## Set exercise
Copy the material from its first line through the line containing "legend-label: Threshold —", inclusive, and substitute "matched-star-marker" for every "matched-star-point". Leave everything else unchanged.

* * * *

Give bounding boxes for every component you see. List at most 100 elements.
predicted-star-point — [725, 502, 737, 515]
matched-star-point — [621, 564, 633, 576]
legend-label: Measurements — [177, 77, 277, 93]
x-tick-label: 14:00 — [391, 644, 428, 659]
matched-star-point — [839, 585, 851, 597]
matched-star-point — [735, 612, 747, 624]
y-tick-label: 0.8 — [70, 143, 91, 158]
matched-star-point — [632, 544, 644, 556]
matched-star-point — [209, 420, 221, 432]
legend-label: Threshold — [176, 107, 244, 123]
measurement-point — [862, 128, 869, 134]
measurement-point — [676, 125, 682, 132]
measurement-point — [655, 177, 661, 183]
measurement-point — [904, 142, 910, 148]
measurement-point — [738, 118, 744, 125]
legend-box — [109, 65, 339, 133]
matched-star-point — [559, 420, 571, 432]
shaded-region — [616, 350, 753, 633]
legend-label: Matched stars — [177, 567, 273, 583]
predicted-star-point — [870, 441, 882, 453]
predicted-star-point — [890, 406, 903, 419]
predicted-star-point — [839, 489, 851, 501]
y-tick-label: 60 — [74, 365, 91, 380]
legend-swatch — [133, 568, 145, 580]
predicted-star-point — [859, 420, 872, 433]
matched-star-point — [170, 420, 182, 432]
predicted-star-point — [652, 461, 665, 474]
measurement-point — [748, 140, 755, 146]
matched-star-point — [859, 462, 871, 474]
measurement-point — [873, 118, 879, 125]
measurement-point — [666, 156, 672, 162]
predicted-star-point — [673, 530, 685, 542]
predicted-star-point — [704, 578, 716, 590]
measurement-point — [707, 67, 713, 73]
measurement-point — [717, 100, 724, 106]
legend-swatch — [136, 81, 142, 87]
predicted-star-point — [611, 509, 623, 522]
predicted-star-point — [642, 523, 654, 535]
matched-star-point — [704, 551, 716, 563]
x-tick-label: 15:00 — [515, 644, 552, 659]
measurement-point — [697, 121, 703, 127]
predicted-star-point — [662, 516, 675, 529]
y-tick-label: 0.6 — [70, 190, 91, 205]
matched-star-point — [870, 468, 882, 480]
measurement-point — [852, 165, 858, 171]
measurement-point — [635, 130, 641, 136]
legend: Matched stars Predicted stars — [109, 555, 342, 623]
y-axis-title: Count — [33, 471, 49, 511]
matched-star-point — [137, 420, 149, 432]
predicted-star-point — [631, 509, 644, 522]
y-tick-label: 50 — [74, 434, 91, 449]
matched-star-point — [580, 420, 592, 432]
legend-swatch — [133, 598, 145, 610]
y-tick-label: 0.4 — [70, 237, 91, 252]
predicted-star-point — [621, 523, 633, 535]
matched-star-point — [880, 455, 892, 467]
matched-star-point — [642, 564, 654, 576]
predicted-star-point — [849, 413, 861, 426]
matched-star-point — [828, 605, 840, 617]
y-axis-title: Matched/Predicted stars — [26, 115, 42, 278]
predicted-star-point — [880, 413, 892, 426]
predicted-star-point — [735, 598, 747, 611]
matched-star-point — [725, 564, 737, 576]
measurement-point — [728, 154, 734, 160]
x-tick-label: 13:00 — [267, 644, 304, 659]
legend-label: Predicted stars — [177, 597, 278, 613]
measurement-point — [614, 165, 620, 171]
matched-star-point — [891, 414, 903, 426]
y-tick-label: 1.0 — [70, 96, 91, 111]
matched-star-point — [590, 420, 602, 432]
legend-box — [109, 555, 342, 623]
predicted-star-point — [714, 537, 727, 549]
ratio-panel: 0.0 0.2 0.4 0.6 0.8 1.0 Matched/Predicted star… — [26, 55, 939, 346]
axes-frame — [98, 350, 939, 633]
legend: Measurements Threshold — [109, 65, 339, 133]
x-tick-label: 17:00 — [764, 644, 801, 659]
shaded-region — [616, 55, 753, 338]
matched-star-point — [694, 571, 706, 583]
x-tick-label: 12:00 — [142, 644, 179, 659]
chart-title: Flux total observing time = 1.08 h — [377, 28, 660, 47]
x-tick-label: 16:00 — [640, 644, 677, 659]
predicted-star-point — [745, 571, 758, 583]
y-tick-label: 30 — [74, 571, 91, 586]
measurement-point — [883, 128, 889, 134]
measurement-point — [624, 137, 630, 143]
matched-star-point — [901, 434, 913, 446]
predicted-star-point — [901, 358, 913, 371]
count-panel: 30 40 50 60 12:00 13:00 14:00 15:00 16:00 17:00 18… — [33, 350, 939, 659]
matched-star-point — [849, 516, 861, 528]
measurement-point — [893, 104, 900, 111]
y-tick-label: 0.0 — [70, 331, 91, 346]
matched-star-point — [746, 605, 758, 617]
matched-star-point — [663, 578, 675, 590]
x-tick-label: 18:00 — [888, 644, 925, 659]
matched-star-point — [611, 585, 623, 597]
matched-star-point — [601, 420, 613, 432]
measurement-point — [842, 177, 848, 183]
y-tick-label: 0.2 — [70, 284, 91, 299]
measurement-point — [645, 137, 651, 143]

* * * *

## Problem solution
Give bounding boxes for every component you see. List at most 100 elements.
predicted-star-point — [725, 502, 737, 515]
matched-star-marker — [621, 564, 633, 576]
legend-label: Measurements — [177, 77, 277, 93]
x-tick-label: 14:00 — [391, 644, 428, 659]
matched-star-marker — [839, 585, 851, 597]
matched-star-marker — [735, 612, 747, 624]
y-tick-label: 0.8 — [70, 143, 91, 158]
matched-star-marker — [632, 544, 644, 556]
matched-star-marker — [209, 420, 221, 432]
legend-label: Threshold — [176, 107, 244, 123]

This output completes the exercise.